→ **GIVEN TASK**
Give only the count of lines containing "House".
── EXERCISE MATERIAL ──
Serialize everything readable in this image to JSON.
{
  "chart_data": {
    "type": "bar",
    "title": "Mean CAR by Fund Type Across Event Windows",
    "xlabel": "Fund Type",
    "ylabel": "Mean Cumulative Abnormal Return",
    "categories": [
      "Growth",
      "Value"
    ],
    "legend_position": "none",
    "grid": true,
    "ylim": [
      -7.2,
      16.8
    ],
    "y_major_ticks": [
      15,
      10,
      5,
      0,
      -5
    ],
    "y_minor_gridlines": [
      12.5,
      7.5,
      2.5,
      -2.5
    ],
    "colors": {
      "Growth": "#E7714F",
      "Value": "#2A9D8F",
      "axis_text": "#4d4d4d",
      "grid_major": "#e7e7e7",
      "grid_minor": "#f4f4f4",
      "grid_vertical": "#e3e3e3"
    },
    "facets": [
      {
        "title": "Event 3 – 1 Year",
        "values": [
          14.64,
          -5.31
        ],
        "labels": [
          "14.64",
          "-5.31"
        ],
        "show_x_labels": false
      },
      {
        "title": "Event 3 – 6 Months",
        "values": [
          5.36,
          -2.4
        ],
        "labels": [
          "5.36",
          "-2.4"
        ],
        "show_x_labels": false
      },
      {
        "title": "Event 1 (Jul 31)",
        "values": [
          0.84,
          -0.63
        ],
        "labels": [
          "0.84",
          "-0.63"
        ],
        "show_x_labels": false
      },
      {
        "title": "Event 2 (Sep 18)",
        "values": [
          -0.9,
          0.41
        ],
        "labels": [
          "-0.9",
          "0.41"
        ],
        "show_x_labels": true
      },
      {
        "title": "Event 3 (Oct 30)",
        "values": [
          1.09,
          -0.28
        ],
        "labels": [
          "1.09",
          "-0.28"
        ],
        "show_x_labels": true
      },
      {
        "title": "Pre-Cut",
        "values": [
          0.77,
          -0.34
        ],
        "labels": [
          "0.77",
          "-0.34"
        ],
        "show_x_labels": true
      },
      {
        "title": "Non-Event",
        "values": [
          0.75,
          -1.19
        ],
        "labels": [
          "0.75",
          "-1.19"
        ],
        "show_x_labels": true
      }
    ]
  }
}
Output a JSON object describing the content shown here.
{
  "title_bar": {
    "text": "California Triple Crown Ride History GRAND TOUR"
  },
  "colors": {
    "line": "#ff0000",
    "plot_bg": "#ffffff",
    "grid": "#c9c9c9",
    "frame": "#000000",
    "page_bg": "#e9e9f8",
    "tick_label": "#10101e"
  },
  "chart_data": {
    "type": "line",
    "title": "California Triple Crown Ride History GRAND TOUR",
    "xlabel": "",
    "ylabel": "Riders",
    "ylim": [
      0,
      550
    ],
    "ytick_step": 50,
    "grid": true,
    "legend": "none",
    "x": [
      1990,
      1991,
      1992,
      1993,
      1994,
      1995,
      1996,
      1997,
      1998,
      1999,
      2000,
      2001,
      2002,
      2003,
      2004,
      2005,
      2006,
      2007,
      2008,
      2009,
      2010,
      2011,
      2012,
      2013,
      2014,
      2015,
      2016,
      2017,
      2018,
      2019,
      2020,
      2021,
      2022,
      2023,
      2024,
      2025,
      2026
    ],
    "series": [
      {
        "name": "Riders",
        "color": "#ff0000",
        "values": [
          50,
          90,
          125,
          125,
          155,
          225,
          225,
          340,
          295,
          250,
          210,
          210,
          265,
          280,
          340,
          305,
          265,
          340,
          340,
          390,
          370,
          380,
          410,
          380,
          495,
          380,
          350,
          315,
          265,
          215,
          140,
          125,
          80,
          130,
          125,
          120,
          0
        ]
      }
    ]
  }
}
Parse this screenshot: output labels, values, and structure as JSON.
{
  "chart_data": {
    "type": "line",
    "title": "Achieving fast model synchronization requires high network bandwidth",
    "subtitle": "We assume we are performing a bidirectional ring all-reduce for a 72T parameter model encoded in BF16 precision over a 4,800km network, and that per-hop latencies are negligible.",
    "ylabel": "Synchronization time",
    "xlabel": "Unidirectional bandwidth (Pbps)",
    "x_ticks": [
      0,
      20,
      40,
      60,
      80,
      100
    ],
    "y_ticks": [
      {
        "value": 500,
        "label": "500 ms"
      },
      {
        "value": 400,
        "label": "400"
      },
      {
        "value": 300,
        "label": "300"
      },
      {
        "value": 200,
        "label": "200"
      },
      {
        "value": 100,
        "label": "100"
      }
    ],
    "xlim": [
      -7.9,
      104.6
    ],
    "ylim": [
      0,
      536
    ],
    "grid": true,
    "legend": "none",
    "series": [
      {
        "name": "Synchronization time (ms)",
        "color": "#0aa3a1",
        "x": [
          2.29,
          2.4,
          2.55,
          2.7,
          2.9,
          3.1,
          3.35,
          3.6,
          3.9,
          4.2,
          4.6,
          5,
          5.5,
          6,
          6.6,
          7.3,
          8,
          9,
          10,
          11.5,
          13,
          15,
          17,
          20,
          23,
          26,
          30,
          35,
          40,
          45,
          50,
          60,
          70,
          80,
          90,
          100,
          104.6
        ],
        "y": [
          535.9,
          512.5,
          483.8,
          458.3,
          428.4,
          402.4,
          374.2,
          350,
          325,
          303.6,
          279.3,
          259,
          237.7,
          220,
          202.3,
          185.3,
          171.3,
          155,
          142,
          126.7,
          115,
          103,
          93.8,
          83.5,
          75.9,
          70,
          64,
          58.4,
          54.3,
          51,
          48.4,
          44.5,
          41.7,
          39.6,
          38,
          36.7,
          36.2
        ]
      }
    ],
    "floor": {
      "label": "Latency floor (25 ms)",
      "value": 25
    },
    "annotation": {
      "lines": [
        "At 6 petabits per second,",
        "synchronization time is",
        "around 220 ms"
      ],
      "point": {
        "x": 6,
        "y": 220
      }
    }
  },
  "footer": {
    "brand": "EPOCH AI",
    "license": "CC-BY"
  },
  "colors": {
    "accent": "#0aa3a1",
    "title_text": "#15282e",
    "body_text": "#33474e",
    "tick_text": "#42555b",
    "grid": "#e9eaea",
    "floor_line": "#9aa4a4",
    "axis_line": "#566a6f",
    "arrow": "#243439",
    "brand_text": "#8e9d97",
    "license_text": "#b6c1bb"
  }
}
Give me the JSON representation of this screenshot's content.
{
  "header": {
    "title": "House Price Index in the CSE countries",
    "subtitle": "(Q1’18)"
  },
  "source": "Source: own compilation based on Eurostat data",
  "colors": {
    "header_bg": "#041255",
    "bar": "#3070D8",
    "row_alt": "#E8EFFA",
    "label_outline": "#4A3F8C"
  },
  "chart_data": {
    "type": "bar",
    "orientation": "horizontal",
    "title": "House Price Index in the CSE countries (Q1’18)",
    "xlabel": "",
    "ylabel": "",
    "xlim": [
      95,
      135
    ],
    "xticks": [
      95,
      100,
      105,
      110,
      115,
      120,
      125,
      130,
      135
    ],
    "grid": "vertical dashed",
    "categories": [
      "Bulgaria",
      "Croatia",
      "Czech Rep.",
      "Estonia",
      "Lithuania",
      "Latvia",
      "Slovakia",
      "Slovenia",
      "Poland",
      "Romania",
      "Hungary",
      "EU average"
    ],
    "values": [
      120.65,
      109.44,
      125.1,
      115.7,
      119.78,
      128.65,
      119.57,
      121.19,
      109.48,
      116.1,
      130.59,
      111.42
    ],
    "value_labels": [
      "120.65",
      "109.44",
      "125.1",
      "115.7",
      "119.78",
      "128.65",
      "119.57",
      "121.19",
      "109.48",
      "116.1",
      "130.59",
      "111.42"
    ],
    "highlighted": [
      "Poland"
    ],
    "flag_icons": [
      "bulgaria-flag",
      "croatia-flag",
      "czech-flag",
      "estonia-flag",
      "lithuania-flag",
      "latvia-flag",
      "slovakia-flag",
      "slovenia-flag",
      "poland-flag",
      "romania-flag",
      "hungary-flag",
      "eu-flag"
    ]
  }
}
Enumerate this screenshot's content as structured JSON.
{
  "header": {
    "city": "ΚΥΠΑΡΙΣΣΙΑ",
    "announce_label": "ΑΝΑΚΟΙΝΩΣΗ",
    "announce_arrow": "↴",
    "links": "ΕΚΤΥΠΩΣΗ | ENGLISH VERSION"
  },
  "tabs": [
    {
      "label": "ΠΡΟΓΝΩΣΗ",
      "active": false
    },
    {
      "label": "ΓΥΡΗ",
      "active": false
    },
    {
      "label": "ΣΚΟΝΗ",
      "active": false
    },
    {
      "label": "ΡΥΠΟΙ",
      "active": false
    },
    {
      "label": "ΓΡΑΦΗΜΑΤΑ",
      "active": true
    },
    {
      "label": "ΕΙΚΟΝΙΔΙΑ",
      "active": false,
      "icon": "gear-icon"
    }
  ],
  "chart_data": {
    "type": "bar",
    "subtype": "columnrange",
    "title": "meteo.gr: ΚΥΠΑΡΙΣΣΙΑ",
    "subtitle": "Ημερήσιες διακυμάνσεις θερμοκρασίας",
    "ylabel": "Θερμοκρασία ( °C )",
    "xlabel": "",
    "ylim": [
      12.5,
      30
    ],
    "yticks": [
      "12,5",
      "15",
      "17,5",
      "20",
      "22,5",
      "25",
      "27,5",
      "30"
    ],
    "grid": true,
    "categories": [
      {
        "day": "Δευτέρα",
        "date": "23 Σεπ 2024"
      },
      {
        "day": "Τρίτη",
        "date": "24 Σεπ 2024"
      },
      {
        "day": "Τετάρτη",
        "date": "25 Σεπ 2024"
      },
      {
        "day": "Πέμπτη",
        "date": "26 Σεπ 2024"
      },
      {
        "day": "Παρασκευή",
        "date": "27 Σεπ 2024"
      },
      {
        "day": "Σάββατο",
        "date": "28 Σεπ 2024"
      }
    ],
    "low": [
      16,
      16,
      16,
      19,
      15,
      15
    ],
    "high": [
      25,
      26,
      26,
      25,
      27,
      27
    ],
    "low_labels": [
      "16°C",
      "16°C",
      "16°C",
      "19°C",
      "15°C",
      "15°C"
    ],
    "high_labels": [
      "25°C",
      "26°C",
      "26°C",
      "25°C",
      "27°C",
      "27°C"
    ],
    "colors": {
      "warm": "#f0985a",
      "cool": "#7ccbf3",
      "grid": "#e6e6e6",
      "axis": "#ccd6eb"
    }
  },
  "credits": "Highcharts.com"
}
───
→ **ANSWER IN FULL**
2